Given request: Scan the entries below and report only how many lines contain "week".

## start Material

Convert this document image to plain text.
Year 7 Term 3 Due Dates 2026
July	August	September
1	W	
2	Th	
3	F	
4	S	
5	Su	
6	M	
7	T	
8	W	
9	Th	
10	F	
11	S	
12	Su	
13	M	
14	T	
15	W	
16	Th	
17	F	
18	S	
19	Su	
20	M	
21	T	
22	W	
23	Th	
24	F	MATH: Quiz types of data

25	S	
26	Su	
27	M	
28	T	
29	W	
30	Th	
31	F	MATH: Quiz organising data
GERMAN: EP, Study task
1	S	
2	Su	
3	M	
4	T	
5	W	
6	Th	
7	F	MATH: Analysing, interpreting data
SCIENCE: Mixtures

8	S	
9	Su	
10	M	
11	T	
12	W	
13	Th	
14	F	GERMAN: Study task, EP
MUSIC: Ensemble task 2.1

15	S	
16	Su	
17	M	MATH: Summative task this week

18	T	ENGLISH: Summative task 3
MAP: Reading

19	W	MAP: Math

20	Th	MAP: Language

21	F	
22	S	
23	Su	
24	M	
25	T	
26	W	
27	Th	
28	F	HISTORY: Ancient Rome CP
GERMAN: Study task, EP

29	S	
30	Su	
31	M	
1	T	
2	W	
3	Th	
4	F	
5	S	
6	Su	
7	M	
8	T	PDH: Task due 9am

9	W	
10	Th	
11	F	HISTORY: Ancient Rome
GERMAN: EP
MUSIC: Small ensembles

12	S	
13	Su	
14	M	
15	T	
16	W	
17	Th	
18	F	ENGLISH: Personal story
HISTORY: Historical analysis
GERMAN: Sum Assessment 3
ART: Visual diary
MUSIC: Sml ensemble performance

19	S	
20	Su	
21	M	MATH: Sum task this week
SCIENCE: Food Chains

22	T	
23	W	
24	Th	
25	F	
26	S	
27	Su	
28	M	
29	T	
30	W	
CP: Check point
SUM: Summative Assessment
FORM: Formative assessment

## end Material

Solution for this task: 2